(Collected data entries)

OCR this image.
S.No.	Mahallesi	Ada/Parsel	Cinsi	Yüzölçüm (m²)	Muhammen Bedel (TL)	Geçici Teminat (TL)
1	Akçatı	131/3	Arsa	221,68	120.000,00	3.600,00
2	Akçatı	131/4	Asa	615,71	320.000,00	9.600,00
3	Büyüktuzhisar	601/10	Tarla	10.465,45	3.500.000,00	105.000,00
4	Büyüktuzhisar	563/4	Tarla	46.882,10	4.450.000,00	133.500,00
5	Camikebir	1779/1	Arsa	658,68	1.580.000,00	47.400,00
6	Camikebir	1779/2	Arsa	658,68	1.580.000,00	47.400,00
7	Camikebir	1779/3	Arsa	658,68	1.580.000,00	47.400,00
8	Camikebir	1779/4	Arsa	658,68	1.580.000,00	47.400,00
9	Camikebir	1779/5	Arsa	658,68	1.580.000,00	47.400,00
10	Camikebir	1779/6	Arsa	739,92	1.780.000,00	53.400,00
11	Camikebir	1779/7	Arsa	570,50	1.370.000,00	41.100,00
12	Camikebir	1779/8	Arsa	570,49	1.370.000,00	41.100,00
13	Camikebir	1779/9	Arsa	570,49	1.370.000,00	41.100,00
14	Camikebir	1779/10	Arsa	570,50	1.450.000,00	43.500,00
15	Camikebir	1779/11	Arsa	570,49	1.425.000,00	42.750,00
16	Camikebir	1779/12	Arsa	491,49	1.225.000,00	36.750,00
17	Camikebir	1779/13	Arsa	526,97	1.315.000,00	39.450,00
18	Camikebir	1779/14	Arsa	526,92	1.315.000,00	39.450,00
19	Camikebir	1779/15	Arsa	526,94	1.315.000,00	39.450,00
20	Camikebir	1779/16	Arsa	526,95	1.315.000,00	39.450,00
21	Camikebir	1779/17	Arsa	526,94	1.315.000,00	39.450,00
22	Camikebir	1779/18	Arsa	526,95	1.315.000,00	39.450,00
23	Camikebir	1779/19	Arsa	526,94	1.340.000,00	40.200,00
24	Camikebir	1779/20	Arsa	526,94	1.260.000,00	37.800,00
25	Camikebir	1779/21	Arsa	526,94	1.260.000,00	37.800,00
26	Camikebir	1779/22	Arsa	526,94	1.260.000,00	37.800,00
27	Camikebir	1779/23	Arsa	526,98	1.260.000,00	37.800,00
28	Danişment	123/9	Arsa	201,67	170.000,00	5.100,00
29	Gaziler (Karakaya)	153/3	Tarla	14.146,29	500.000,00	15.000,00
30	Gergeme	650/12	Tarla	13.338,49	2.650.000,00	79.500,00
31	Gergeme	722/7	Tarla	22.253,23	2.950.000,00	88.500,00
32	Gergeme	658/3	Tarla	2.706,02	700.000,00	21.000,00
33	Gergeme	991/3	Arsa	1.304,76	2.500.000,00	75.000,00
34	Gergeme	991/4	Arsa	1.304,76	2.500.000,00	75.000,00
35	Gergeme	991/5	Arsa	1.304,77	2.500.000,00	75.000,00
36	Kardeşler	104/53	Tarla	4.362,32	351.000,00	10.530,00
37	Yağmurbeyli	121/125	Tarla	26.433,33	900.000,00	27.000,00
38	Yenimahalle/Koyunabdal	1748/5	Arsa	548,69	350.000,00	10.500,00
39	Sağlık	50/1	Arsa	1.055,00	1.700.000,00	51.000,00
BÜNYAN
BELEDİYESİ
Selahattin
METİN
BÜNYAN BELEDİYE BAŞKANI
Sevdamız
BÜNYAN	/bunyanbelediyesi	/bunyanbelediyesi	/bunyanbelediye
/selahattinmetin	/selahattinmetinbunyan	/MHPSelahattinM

**PROBLEM**.
Restate all of the entries exactly, please.

**OUTPUT**.
OCR this image.
S.No.	Mahallesi	Ada/Parsel	Cinsi	Yüzölçüm (m²)	Muhammen Bedel (TL)	Geçici Teminat (TL)
1	Akçatı	131/3	Arsa	221,68	120.000,00	3.600,00
2	Akçatı	131/4	Asa	615,71	320.000,00	9.600,00
3	Büyüktuzhisar	601/10	Tarla	10.465,45	3.500.000,00	105.000,00
4	Büyüktuzhisar	563/4	Tarla	46.882,10	4.450.000,00	133.500,00
5	Camikebir	1779/1	Arsa	658,68	1.580.000,00	47.400,00
6	Camikebir	1779/2	Arsa	658,68	1.580.000,00	47.400,00
7	Camikebir	1779/3	Arsa	658,68	1.580.000,00	47.400,00
8	Camikebir	1779/4	Arsa	658,68	1.580.000,00	47.400,00
9	Camikebir	1779/5	Arsa	658,68	1.580.000,00	47.400,00
10	Camikebir	1779/6	Arsa	739,92	1.780.000,00	53.400,00
11	Camikebir	1779/7	Arsa	570,50	1.370.000,00	41.100,00
12	Camikebir	1779/8	Arsa	570,49	1.370.000,00	41.100,00
13	Camikebir	1779/9	Arsa	570,49	1.370.000,00	41.100,00
14	Camikebir	1779/10	Arsa	570,50	1.450.000,00	43.500,00
15	Camikebir	1779/11	Arsa	570,49	1.425.000,00	42.750,00
16	Camikebir	1779/12	Arsa	491,49	1.225.000,00	36.750,00
17	Camikebir	1779/13	Arsa	526,97	1.315.000,00	39.450,00
18	Camikebir	1779/14	Arsa	526,92	1.315.000,00	39.450,00
19	Camikebir	1779/15	Arsa	526,94	1.315.000,00	39.450,00
20	Camikebir	1779/16	Arsa	526,95	1.315.000,00	39.450,00
21	Camikebir	1779/17	Arsa	526,94	1.315.000,00	39.450,00
22	Camikebir	1779/18	Arsa	526,95	1.315.000,00	39.450,00
23	Camikebir	1779/19	Arsa	526,94	1.340.000,00	40.200,00
24	Camikebir	1779/20	Arsa	526,94	1.260.000,00	37.800,00
25	Camikebir	1779/21	Arsa	526,94	1.260.000,00	37.800,00
26	Camikebir	1779/22	Arsa	526,94	1.260.000,00	37.800,00
27	Camikebir	1779/23	Arsa	526,98	1.260.000,00	37.800,00
28	Danişment	123/9	Arsa	201,67	170.000,00	5.100,00
29	Gaziler (Karakaya)	153/3	Tarla	14.146,29	500.000,00	15.000,00
30	Gergeme	650/12	Tarla	13.338,49	2.650.000,00	79.500,00
31	Gergeme	722/7	Tarla	22.253,23	2.950.000,00	88.500,00
32	Gergeme	658/3	Tarla	2.706,02	700.000,00	21.000,00
33	Gergeme	991/3	Arsa	1.304,76	2.500.000,00	75.000,00
34	Gergeme	991/4	Arsa	1.304,76	2.500.000,00	75.000,00
35	Gergeme	991/5	Arsa	1.304,77	2.500.000,00	75.000,00
36	Kardeşler	104/53	Tarla	4.362,32	351.000,00	10.530,00
37	Yağmurbeyli	121/125	Tarla	26.433,33	900.000,00	27.000,00
38	Yenimahalle/Koyunabdal	1748/5	Arsa	548,69	350.000,00	10.500,00
39	Sağlık	50/1	Arsa	1.055,00	1.700.000,00	51.000,00
BÜNYAN
BELEDİYESİ
Selahattin
METİN
BÜNYAN BELEDİYE BAŞKANI
Sevdamız
BÜNYAN	/bunyanbelediyesi	/bunyanbelediyesi	/bunyanbelediye
/selahattinmetin	/selahattinmetinbunyan	/MHPSelahattinM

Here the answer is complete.